▶ [Extracted data]
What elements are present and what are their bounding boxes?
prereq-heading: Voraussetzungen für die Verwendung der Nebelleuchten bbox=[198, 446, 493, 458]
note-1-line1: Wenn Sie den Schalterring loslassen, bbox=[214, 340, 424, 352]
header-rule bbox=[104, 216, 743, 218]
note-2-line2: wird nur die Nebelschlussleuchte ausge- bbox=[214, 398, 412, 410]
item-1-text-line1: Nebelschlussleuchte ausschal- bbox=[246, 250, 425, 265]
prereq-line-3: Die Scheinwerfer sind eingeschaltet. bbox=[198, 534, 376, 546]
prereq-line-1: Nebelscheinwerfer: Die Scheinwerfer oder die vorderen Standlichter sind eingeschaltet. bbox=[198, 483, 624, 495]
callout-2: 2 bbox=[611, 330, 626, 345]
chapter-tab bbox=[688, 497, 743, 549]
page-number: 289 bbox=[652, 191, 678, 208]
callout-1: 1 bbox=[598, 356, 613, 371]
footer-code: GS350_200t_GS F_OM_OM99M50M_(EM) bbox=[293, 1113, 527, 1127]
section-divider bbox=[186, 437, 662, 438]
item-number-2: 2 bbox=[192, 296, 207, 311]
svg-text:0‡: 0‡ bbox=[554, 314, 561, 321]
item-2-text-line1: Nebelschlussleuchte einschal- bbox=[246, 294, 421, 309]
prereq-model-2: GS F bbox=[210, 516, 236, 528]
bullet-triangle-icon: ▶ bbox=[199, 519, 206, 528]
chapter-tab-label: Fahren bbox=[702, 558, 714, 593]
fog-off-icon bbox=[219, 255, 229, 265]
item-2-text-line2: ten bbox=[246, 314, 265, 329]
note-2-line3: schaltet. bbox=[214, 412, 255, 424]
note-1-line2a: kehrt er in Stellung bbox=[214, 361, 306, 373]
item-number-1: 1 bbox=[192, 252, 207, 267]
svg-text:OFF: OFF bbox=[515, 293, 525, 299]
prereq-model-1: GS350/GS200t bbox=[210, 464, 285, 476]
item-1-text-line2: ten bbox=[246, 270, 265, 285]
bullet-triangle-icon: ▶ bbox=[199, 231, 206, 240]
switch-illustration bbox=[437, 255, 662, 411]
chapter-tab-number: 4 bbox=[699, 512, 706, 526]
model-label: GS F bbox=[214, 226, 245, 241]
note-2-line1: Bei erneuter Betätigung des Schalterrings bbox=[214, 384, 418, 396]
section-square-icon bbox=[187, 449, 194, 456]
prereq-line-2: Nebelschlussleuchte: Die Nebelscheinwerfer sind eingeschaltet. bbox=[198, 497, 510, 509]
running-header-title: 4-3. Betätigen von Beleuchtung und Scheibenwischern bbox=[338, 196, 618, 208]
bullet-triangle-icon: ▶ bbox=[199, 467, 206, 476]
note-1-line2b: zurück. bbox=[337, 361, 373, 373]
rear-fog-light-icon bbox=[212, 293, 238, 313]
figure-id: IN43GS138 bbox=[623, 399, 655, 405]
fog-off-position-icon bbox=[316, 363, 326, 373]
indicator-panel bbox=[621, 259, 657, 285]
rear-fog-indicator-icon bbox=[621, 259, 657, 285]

▶ [Task to complete] Copy out every line above word for word, keeping each one unchanged.

▶ [Written response]
What elements are present and what are their bounding boxes?
prereq-heading: Voraussetzungen für die Verwendung der Nebelleuchten bbox=[198, 446, 493, 458]
note-1-line1: Wenn Sie den Schalterring loslassen, bbox=[214, 340, 424, 352]
header-rule bbox=[104, 216, 743, 218]
note-2-line2: wird nur die Nebelschlussleuchte ausge- bbox=[214, 398, 412, 410]
item-1-text-line1: Nebelschlussleuchte ausschal- bbox=[246, 250, 425, 265]
prereq-line-3: Die Scheinwerfer sind eingeschaltet. bbox=[198, 534, 376, 546]
prereq-line-1: Nebelscheinwerfer: Die Scheinwerfer oder die vorderen Standlichter sind eingeschaltet. bbox=[198, 483, 624, 495]
callout-2: 2 bbox=[611, 330, 626, 345]
chapter-tab bbox=[688, 497, 743, 549]
page-number: 289 bbox=[652, 191, 678, 208]
callout-1: 1 bbox=[598, 356, 613, 371]
footer-code: GS350_200t_GS F_OM_OM99M50M_(EM) bbox=[293, 1113, 527, 1127]
section-divider bbox=[186, 437, 662, 438]
item-number-2: 2 bbox=[192, 296, 207, 311]
svg-text:0‡: 0‡ bbox=[554, 314, 561, 321]
item-2-text-line1: Nebelschlussleuchte einschal- bbox=[246, 294, 421, 309]
prereq-model-2: GS F bbox=[210, 516, 236, 528]
bullet-triangle-icon: ▶ bbox=[199, 519, 206, 528]
chapter-tab-label: Fahren bbox=[702, 558, 714, 593]
fog-off-icon bbox=[219, 255, 229, 265]
item-2-text-line2: ten bbox=[246, 314, 265, 329]
note-2-line3: schaltet. bbox=[214, 412, 255, 424]
note-1-line2a: kehrt er in Stellung bbox=[214, 361, 306, 373]
item-number-1: 1 bbox=[192, 252, 207, 267]
svg-text:OFF: OFF bbox=[515, 293, 525, 299]
prereq-model-1: GS350/GS200t bbox=[210, 464, 285, 476]
item-1-text-line2: ten bbox=[246, 270, 265, 285]
bullet-triangle-icon: ▶ bbox=[199, 231, 206, 240]
switch-illustration bbox=[437, 255, 662, 411]
chapter-tab-number: 4 bbox=[699, 512, 706, 526]
model-label: GS F bbox=[214, 226, 245, 241]
note-2-line1: Bei erneuter Betätigung des Schalterrings bbox=[214, 384, 418, 396]
section-square-icon bbox=[187, 449, 194, 456]
prereq-line-2: Nebelschlussleuchte: Die Nebelscheinwerfer sind eingeschaltet. bbox=[198, 497, 510, 509]
running-header-title: 4-3. Betätigen von Beleuchtung und Scheibenwischern bbox=[338, 196, 618, 208]
bullet-triangle-icon: ▶ bbox=[199, 467, 206, 476]
note-1-line2b: zurück. bbox=[337, 361, 373, 373]
rear-fog-light-icon bbox=[212, 293, 238, 313]
figure-id: IN43GS138 bbox=[623, 399, 655, 405]
fog-off-position-icon bbox=[316, 363, 326, 373]
indicator-panel bbox=[621, 259, 657, 285]
rear-fog-indicator-icon bbox=[621, 259, 657, 285]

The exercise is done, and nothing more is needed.